Exercise task:
Arrange the data below as a Markdown table with the columns Row and Text. Include every line from the first one up to and including the line containing "mic-off-button[interactable]: ♦ [203, 434, 223, 454]", and leave out blank lines.

---+---

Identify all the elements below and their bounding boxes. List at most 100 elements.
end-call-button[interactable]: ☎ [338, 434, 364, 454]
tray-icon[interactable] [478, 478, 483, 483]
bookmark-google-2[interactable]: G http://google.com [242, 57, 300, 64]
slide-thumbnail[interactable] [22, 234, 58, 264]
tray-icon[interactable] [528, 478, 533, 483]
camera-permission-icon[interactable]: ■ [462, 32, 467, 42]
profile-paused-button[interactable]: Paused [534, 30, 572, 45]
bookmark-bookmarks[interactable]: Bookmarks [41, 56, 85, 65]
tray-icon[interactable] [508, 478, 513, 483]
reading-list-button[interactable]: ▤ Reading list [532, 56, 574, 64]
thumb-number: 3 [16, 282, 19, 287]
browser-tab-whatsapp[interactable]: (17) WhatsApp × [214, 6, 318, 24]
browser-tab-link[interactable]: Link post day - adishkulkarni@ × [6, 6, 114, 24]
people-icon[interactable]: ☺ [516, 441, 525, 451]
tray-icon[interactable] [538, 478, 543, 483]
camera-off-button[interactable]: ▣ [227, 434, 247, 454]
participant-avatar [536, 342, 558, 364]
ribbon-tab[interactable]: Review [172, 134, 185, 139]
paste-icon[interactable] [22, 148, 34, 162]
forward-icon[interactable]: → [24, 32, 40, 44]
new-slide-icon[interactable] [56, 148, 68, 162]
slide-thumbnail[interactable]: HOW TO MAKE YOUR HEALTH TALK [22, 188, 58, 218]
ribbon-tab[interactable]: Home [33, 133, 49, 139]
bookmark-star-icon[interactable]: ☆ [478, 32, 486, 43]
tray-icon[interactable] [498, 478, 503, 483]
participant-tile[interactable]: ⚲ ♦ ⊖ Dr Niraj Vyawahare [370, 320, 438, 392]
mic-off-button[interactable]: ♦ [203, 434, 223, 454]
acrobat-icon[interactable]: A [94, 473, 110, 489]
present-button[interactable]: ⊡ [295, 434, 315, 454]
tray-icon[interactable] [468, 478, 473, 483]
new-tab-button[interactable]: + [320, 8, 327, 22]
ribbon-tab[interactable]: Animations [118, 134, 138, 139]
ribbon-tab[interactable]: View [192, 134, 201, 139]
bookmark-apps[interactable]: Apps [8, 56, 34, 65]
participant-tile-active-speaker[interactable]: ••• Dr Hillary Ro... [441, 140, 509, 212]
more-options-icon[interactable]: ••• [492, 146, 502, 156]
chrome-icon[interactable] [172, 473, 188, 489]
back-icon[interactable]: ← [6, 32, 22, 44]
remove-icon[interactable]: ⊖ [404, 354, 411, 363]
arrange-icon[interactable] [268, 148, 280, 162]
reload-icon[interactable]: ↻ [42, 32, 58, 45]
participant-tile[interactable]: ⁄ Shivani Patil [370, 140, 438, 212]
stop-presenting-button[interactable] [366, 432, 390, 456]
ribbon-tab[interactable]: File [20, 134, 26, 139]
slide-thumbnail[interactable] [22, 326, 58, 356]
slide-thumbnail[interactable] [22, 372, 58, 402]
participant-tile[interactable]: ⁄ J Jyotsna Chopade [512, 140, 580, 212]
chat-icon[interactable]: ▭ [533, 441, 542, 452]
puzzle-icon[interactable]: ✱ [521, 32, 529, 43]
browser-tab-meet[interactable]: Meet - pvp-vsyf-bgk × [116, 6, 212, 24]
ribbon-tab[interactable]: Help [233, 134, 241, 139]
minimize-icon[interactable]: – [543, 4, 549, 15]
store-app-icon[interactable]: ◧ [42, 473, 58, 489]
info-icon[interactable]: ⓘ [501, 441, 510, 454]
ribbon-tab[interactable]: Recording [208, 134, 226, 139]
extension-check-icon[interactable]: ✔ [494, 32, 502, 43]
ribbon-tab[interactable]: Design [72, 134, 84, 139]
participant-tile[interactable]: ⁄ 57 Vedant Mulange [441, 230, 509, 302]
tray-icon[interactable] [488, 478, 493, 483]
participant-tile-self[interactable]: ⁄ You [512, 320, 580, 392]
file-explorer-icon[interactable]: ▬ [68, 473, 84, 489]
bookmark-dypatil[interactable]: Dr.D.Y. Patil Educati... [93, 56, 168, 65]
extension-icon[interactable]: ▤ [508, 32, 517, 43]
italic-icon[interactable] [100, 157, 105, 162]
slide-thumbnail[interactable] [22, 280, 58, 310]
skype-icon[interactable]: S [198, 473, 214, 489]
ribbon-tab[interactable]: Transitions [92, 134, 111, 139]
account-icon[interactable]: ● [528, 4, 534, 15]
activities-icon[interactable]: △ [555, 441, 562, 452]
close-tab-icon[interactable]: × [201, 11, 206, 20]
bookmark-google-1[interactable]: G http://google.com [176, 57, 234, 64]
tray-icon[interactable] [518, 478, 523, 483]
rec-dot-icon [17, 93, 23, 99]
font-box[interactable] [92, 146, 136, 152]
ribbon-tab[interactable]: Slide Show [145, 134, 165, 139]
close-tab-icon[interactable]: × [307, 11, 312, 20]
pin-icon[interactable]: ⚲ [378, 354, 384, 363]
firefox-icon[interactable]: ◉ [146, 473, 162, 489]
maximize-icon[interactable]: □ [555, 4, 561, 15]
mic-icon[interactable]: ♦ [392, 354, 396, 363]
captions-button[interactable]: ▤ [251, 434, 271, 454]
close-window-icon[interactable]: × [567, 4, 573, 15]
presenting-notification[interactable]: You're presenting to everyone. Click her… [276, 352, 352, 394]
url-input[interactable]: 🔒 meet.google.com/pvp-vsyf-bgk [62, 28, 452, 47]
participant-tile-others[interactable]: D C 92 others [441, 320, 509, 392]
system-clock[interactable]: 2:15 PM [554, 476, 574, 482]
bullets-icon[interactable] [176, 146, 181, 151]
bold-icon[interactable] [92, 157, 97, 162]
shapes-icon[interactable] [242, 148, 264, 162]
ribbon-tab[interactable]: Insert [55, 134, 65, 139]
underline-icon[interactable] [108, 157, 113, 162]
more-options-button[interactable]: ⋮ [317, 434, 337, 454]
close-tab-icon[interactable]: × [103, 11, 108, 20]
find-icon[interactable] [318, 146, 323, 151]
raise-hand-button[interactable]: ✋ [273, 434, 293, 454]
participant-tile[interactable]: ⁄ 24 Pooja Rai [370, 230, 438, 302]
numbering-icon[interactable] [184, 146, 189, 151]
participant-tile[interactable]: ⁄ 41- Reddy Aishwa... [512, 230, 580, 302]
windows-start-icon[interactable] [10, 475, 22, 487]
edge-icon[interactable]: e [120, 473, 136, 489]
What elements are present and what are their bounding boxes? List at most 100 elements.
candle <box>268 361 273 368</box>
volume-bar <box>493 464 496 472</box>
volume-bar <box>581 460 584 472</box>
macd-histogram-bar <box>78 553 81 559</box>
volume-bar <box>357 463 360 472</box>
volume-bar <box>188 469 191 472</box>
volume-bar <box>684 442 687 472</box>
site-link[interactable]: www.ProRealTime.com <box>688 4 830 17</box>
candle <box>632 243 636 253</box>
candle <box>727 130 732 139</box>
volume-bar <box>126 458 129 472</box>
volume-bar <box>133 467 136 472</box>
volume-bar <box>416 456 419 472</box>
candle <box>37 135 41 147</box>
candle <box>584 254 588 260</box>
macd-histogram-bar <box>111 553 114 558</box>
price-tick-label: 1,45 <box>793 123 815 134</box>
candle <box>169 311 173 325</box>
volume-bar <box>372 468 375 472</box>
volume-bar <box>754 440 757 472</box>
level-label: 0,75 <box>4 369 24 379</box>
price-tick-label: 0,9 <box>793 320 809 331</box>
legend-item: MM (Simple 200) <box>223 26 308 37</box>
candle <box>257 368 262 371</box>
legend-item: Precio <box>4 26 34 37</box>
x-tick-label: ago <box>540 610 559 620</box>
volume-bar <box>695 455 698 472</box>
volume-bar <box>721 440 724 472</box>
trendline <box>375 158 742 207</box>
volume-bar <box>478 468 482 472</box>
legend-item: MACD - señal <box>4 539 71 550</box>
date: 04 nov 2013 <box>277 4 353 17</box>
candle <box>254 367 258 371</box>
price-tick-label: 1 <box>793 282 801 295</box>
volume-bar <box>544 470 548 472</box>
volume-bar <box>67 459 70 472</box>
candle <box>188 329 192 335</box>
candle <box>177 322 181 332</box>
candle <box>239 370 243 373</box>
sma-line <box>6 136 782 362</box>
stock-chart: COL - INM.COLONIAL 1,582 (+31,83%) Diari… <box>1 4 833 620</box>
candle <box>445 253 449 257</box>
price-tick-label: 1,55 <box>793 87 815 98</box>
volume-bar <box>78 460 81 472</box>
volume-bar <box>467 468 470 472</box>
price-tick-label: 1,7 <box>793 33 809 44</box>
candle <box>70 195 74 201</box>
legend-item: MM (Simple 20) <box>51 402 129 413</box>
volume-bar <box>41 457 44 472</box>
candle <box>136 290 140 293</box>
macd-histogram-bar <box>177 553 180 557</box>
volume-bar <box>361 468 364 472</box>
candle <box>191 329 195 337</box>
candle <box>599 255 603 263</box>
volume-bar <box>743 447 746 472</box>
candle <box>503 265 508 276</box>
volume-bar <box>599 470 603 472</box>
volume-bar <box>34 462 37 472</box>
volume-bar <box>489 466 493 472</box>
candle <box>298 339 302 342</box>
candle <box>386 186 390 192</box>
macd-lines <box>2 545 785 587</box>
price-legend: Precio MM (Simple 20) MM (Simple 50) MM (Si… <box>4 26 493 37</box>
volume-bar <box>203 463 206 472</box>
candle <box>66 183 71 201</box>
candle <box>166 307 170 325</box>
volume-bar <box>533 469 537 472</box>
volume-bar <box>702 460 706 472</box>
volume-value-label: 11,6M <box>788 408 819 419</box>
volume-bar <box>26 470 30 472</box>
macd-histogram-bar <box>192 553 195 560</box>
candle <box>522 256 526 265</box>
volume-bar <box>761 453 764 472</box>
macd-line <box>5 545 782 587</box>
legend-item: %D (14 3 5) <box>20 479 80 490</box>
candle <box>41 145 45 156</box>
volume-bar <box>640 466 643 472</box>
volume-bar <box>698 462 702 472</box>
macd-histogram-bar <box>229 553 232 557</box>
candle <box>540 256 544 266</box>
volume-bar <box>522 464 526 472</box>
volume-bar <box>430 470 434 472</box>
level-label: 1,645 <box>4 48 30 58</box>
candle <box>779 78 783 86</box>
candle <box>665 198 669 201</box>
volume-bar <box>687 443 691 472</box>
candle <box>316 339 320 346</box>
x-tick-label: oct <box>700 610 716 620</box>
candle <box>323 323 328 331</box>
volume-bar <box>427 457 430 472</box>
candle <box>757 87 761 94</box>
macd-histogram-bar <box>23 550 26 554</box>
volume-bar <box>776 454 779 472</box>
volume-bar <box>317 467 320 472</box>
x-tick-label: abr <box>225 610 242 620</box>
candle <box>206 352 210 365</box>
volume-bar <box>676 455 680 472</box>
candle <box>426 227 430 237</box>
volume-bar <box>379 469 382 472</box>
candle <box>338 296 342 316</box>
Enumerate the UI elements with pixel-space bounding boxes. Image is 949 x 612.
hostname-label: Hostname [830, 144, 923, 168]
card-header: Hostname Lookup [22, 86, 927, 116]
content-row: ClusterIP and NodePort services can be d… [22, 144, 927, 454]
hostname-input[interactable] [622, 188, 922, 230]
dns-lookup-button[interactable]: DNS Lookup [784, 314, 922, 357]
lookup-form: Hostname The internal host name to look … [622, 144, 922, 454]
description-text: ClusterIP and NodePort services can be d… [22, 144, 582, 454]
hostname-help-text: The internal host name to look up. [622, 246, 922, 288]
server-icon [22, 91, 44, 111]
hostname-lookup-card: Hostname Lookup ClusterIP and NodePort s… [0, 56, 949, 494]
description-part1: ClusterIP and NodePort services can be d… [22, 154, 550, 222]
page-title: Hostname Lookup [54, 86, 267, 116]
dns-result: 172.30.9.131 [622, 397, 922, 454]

---+---

Response to this exercise:
| Row | Text |
|---|---|
| 1 | Identify all the elements below and their bounding boxes. List at most 100 elements. |
| 2 | end-call-button[interactable]: ☎ [338, 434, 364, 454] |
| 3 | tray-icon[interactable] [478, 478, 483, 483] |
| 4 | bookmark-google-2[interactable]: G http://google.com [242, 57, 300, 64] |
| 5 | slide-thumbnail[interactable] [22, 234, 58, 264] |
| 6 | tray-icon[interactable] [528, 478, 533, 483] |
| 7 | camera-permission-icon[interactable]: ■ [462, 32, 467, 42] |
| 8 | profile-paused-button[interactable]: Paused [534, 30, 572, 45] |
| 9 | bookmark-bookmarks[interactable]: Bookmarks [41, 56, 85, 65] |
| 10 | tray-icon[interactable] [508, 478, 513, 483] |
| 11 | reading-list-button[interactable]: ▤ Reading list [532, 56, 574, 64] |
| 12 | thumb-number: 3 [16, 282, 19, 287] |
| 13 | browser-tab-whatsapp[interactable]: (17) WhatsApp × [214, 6, 318, 24] |
| 14 | browser-tab-link[interactable]: Link post day - adishkulkarni@ × [6, 6, 114, 24] |
| 15 | people-icon[interactable]: ☺ [516, 441, 525, 451] |
| 16 | tray-icon[interactable] [538, 478, 543, 483] |
| 17 | camera-off-button[interactable]: ▣ [227, 434, 247, 454] |
| 18 | participant-avatar [536, 342, 558, 364] |
| 19 | ribbon-tab[interactable]: Review [172, 134, 185, 139] |
| 20 | paste-icon[interactable] [22, 148, 34, 162] |
| 21 | forward-icon[interactable]: → [24, 32, 40, 44] |
| 22 | new-slide-icon[interactable] [56, 148, 68, 162] |
| 23 | slide-thumbnail[interactable]: HOW TO MAKE YOUR HEALTH TALK [22, 188, 58, 218] |
| 24 | ribbon-tab[interactable]: Home [33, 133, 49, 139] |
| 25 | bookmark-star-icon[interactable]: ☆ [478, 32, 486, 43] |
| 26 | tray-icon[interactable] [498, 478, 503, 483] |
| 27 | participant-tile[interactable]: ⚲ ♦ ⊖ Dr Niraj Vyawahare [370, 320, 438, 392] |
| 28 | mic-off-button[interactable]: ♦ [203, 434, 223, 454] |